> [To do]: Only the number is wanted: how many lines contain the string "person"?

═══ Listed entries ═══

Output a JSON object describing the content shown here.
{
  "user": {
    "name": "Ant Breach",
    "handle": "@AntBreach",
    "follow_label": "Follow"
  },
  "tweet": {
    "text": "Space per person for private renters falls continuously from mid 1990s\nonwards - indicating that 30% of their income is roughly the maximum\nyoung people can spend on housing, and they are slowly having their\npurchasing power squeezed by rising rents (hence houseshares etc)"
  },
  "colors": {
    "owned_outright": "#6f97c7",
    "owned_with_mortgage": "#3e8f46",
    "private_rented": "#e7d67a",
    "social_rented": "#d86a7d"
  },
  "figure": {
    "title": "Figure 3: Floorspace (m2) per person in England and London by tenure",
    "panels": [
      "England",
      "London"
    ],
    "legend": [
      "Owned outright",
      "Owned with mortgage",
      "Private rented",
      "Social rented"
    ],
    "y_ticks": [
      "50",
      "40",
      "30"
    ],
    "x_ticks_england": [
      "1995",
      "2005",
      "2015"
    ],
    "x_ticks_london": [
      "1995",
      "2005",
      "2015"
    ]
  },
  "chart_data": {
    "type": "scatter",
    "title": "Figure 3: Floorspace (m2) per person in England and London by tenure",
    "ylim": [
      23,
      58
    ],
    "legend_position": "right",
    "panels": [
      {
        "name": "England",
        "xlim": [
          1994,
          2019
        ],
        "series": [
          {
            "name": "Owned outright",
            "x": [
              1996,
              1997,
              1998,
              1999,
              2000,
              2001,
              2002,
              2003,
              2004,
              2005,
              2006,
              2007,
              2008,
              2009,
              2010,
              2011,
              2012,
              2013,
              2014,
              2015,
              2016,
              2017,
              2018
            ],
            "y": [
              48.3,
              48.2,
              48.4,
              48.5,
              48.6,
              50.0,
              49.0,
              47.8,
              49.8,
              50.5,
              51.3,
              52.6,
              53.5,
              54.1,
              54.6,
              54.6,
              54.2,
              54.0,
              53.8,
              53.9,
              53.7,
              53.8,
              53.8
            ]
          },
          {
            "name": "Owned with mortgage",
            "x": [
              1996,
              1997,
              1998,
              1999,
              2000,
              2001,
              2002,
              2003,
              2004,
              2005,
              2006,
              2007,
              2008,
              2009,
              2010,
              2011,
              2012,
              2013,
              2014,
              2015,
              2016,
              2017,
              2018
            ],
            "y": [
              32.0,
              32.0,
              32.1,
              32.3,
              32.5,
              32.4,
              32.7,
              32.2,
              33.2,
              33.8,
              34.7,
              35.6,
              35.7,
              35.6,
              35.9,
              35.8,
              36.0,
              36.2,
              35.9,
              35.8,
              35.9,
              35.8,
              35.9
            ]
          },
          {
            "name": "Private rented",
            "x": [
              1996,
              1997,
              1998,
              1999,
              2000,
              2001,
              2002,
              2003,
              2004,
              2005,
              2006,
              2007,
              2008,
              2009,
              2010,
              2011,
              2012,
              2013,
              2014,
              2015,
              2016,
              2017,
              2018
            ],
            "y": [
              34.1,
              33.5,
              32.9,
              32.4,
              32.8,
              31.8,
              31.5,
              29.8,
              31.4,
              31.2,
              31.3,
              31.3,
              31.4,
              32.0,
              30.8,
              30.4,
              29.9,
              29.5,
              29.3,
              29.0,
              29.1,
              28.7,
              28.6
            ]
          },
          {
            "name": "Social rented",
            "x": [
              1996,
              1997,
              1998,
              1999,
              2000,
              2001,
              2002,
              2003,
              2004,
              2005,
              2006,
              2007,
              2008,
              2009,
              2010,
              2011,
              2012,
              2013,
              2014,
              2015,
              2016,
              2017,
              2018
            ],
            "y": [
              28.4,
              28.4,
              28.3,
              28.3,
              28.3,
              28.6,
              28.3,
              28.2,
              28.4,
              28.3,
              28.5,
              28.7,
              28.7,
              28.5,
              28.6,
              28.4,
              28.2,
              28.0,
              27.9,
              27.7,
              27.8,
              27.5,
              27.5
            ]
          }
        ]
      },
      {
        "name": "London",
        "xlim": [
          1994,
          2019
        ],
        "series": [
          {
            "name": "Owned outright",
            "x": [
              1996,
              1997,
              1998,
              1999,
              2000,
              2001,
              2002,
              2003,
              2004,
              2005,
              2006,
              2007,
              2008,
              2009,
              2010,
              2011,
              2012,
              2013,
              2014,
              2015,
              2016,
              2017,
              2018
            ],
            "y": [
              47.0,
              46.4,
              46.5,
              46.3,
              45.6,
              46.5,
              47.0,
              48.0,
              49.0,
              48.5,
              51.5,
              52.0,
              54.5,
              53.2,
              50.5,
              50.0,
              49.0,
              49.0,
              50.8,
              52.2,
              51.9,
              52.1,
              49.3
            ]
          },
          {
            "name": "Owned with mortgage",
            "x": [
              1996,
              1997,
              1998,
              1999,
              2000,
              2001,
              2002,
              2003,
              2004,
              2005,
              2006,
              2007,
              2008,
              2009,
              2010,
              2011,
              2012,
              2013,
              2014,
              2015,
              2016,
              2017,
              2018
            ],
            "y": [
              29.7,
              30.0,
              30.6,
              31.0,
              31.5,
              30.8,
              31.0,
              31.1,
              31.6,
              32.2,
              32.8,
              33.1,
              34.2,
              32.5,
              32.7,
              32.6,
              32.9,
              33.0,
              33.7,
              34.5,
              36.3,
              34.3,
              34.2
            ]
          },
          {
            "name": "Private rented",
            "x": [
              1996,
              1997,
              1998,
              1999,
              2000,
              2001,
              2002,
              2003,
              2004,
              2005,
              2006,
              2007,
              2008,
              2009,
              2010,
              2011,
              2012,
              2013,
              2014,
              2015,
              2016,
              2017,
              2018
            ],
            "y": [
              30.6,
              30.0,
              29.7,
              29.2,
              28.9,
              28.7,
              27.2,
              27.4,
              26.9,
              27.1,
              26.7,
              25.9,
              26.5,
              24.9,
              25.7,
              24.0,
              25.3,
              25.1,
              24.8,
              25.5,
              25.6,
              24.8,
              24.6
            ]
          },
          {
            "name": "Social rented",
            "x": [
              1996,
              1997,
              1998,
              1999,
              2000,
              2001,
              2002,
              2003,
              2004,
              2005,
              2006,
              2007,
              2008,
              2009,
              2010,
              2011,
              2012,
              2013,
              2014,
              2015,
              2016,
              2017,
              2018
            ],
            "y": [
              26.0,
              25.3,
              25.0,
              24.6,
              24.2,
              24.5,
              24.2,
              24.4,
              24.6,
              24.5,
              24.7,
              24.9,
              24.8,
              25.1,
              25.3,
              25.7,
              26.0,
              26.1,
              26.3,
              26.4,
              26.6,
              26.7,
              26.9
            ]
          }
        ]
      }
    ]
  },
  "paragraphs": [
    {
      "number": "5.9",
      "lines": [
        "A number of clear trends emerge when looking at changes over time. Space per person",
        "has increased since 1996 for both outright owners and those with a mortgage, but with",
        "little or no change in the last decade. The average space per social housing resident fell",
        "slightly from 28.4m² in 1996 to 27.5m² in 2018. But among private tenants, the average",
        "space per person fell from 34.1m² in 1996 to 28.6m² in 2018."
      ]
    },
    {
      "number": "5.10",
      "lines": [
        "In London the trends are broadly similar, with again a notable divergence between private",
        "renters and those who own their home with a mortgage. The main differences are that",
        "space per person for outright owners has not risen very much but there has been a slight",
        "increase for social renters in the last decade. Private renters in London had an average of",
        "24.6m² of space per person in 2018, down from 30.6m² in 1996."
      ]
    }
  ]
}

═══
═══ Listed entries ═══

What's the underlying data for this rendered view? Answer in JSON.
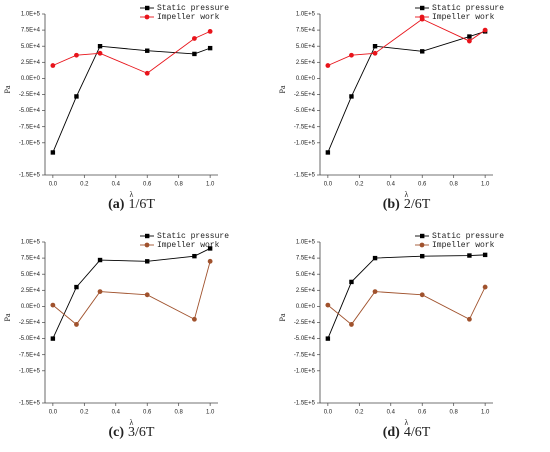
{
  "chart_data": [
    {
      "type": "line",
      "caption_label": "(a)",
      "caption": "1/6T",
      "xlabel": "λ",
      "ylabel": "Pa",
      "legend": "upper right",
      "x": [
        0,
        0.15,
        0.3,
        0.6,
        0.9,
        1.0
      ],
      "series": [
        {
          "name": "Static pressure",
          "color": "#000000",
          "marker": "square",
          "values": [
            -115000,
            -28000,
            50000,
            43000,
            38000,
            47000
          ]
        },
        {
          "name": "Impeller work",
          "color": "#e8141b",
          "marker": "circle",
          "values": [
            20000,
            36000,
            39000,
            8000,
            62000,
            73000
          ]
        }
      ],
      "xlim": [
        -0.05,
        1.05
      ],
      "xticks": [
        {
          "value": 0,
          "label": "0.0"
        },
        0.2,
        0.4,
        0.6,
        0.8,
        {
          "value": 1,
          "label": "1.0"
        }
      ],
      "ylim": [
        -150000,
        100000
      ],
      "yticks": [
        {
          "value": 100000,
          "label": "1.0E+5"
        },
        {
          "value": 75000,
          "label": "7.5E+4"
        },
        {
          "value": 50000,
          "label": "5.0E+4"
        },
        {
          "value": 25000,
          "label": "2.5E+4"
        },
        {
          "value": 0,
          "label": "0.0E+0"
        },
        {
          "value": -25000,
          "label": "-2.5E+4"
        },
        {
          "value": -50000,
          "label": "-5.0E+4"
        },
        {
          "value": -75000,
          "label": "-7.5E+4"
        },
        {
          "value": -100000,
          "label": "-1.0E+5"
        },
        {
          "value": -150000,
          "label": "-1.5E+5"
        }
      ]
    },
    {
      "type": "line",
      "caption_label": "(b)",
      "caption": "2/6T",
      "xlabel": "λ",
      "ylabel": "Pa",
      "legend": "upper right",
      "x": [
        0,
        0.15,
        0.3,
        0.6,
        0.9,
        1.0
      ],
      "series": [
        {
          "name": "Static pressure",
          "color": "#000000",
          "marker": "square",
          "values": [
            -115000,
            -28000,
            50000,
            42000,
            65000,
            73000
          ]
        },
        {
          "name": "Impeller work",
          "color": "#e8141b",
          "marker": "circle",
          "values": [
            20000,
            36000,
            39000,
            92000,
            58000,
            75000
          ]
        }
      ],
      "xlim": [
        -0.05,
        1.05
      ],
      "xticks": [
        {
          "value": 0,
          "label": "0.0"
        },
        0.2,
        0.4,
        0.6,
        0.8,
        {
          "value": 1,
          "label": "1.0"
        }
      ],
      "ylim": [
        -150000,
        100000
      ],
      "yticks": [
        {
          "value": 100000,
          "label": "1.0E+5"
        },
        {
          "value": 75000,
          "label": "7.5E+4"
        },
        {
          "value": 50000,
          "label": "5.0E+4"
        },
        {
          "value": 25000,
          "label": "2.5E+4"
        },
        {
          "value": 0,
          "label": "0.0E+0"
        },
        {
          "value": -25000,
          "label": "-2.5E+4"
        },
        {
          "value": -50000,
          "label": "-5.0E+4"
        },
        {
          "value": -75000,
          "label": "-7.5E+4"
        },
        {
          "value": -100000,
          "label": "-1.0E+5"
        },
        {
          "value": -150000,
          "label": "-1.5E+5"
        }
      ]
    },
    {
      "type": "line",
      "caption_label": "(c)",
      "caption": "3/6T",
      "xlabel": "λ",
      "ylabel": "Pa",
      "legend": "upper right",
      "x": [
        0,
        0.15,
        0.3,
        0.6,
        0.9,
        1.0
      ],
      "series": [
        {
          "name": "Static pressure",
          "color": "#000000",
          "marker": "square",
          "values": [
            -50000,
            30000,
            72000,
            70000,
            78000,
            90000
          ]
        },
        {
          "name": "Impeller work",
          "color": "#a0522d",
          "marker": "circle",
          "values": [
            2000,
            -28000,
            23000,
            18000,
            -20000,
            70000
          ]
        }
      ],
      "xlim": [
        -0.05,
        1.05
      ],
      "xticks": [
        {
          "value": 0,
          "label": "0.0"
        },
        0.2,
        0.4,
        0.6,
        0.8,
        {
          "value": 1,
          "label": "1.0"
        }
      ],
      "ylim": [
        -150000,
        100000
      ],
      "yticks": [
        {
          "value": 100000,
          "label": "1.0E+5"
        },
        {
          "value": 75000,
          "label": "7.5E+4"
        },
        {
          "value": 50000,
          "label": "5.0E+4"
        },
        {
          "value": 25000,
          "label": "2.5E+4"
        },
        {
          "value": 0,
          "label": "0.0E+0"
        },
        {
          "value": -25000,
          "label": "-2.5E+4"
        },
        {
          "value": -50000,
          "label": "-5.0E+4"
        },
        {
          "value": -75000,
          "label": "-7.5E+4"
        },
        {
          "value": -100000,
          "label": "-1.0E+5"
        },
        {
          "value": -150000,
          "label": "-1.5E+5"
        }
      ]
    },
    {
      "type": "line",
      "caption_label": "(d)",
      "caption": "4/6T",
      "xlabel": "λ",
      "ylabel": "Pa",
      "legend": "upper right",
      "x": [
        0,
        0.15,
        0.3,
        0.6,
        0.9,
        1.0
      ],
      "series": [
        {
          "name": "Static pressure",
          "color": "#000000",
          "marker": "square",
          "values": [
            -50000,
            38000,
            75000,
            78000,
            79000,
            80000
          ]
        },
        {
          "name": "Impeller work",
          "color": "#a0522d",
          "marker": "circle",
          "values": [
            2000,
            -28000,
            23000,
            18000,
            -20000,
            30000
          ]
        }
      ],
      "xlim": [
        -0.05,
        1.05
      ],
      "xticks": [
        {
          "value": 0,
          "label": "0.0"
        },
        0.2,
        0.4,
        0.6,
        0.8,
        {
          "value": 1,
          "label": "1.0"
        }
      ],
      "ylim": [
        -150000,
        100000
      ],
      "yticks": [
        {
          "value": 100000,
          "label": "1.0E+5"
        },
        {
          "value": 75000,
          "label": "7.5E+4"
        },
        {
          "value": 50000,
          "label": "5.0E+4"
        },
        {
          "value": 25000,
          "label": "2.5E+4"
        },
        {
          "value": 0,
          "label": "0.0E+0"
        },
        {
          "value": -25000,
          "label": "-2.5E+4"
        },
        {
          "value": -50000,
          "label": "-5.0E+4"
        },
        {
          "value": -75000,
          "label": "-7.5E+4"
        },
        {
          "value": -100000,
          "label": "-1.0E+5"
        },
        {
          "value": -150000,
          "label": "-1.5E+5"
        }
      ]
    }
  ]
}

═══
═══ Listed entries ═══

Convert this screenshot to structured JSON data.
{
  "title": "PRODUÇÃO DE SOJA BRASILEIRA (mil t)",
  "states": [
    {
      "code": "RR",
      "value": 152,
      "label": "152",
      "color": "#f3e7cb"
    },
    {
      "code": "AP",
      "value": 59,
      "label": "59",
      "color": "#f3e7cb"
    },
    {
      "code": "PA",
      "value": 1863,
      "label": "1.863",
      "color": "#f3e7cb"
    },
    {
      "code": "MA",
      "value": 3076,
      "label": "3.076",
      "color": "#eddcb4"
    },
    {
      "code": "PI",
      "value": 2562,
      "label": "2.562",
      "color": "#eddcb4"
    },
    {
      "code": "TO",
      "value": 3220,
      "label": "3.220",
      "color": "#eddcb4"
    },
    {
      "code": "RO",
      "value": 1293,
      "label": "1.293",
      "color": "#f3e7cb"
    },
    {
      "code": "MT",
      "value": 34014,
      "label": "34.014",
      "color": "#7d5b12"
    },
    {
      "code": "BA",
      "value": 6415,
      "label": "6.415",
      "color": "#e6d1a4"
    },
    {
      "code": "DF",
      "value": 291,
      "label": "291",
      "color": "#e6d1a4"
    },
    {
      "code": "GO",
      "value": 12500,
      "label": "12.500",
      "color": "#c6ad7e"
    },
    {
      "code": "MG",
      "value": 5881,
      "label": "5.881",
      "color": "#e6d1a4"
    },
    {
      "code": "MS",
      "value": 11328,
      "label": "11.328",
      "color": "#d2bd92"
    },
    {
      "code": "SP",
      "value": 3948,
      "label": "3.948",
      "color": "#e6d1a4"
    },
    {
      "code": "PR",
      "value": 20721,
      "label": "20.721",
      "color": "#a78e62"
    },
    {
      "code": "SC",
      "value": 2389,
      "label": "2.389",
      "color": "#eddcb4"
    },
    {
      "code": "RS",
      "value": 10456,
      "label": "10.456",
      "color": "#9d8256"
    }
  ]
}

═══

> [Answer for this exercise]: 7